(Transcription dataset entries)
-- Opening Marker --

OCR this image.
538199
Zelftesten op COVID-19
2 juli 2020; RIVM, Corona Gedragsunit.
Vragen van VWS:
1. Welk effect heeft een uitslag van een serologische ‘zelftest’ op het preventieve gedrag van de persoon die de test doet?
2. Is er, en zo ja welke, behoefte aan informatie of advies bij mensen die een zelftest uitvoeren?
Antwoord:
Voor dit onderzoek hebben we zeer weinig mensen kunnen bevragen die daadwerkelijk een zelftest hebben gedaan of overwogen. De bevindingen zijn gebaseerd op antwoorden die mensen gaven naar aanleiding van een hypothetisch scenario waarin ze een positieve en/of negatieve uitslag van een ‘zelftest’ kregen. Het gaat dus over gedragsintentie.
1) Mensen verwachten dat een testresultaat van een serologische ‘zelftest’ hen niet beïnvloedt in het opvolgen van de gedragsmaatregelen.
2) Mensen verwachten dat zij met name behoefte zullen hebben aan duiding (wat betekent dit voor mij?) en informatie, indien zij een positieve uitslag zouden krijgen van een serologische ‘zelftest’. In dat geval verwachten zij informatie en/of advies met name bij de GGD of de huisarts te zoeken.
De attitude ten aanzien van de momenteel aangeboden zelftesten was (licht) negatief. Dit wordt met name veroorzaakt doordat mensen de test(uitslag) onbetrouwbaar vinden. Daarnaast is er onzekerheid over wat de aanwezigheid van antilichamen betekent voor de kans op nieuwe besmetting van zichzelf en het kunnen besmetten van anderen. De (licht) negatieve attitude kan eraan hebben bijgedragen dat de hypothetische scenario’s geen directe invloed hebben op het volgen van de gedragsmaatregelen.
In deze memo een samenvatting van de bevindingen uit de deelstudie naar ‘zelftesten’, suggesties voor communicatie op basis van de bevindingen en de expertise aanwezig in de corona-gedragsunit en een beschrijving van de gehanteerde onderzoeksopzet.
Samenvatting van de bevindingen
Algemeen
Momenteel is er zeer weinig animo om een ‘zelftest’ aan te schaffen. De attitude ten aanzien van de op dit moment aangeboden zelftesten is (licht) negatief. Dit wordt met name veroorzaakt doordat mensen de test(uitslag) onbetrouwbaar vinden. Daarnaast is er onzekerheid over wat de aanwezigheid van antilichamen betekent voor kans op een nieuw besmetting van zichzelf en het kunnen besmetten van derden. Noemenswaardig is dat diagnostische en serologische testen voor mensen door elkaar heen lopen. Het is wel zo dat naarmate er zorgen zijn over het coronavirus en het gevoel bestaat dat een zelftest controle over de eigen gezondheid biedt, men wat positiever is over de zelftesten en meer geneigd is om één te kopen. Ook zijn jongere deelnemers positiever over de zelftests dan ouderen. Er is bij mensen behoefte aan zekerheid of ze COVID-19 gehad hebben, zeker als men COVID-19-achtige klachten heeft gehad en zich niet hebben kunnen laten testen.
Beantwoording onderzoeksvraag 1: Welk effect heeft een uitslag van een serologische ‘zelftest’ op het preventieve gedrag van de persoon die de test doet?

-- Closing Marker --
-- Opening Marker --

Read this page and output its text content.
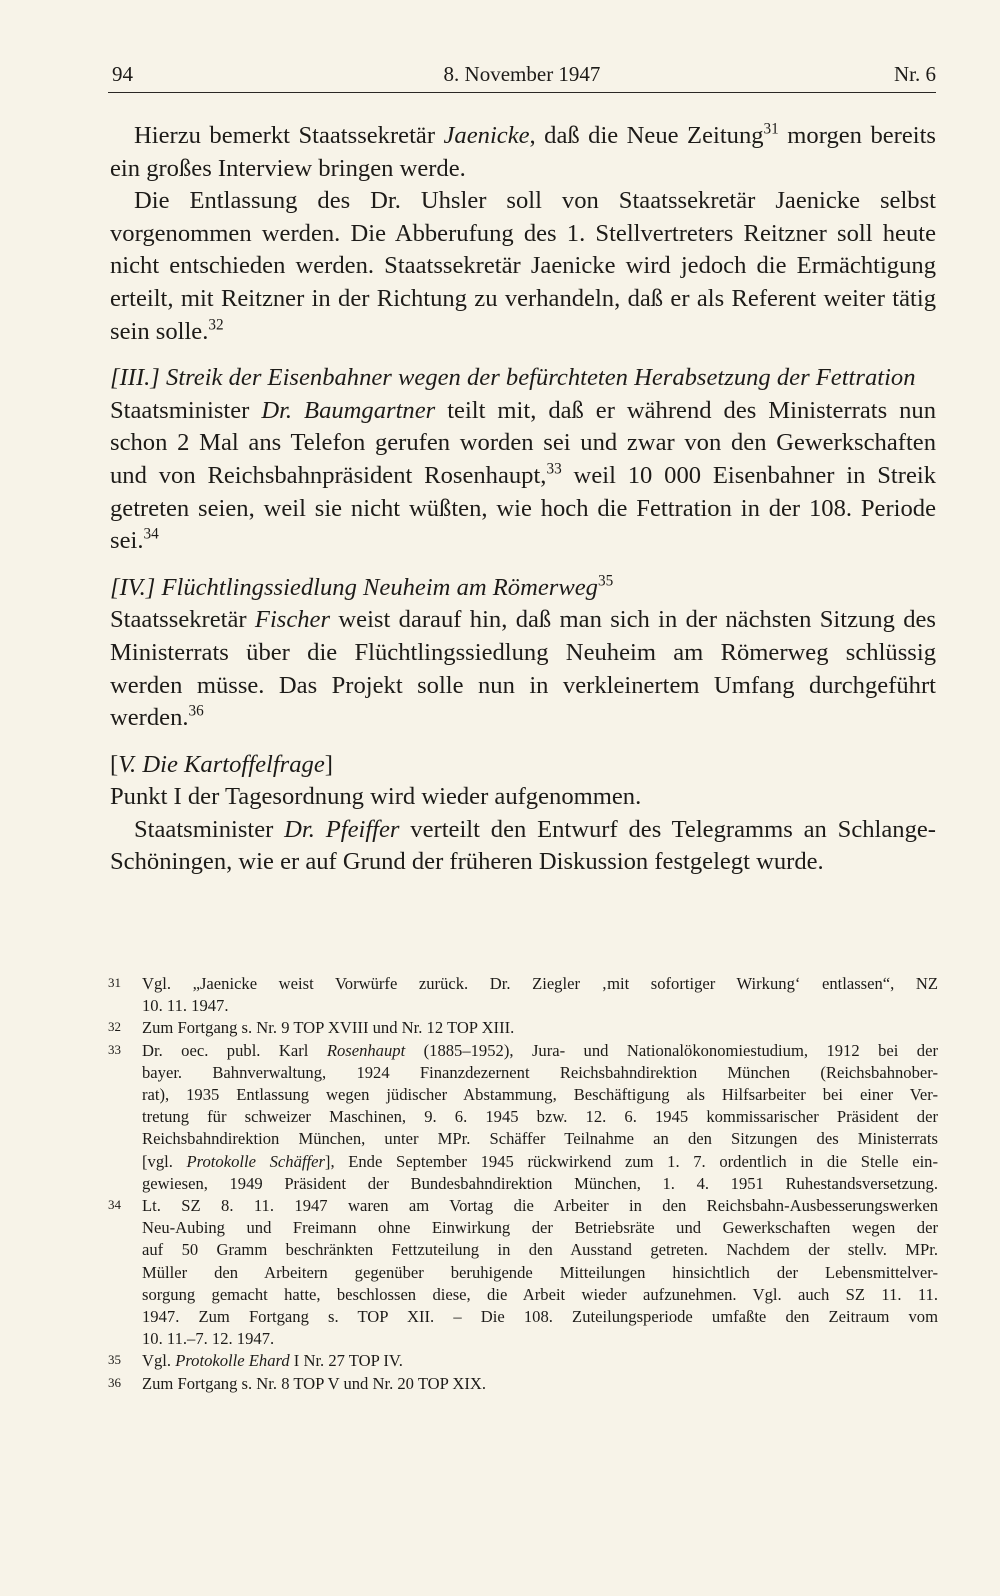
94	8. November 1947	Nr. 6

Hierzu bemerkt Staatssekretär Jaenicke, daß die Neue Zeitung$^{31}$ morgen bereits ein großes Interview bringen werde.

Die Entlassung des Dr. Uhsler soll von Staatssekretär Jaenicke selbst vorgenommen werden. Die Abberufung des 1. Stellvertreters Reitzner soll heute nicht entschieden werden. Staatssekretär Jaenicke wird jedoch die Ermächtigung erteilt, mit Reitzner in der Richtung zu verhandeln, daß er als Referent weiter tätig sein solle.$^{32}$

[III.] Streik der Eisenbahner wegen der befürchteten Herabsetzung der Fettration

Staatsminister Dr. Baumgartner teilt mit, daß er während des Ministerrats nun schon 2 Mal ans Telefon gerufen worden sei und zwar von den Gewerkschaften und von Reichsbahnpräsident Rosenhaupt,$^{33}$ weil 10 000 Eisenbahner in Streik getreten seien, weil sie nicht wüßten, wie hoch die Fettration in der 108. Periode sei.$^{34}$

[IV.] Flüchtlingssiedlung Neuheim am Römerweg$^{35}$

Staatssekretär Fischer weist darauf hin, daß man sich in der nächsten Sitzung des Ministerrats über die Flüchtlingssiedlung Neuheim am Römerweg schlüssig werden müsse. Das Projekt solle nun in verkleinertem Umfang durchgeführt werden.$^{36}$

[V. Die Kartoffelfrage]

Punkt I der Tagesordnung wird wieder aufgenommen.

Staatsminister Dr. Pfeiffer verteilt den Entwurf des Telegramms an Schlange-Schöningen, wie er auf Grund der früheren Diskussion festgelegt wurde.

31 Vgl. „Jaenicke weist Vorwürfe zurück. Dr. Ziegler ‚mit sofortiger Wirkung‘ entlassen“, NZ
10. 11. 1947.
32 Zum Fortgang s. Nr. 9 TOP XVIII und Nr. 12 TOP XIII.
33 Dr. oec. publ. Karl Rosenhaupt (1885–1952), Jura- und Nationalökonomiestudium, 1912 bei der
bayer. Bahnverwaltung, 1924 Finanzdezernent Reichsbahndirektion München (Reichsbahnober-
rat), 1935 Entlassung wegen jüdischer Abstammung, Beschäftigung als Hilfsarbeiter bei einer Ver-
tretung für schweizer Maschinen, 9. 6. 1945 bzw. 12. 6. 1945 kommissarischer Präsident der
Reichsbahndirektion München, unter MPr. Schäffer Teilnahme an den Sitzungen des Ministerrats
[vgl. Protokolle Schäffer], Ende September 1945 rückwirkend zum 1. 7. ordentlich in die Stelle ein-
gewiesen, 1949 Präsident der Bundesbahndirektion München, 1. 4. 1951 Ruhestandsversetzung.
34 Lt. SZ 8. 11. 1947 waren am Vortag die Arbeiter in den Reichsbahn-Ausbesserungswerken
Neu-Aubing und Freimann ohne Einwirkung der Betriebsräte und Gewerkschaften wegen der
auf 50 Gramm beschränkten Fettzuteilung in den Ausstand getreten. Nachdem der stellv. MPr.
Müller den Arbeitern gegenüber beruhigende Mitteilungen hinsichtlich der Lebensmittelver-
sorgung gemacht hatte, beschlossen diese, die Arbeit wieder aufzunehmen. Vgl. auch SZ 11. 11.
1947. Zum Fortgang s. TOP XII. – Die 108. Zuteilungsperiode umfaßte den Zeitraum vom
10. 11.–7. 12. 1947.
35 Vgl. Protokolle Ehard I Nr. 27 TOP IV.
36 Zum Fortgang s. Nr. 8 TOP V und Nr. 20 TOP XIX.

-- Closing Marker --

The task calls for all lines in the entries that hold "effect".

1. Welk effect heeft een uitslag van een serologische ‘zelftest’ op het preventieve gedrag van de persoon die de test doet?
Beantwoording onderzoeksvraag 1: Welk effect heeft een uitslag van een serologische ‘zelftest’ op het preventieve gedrag van de persoon die de test doet?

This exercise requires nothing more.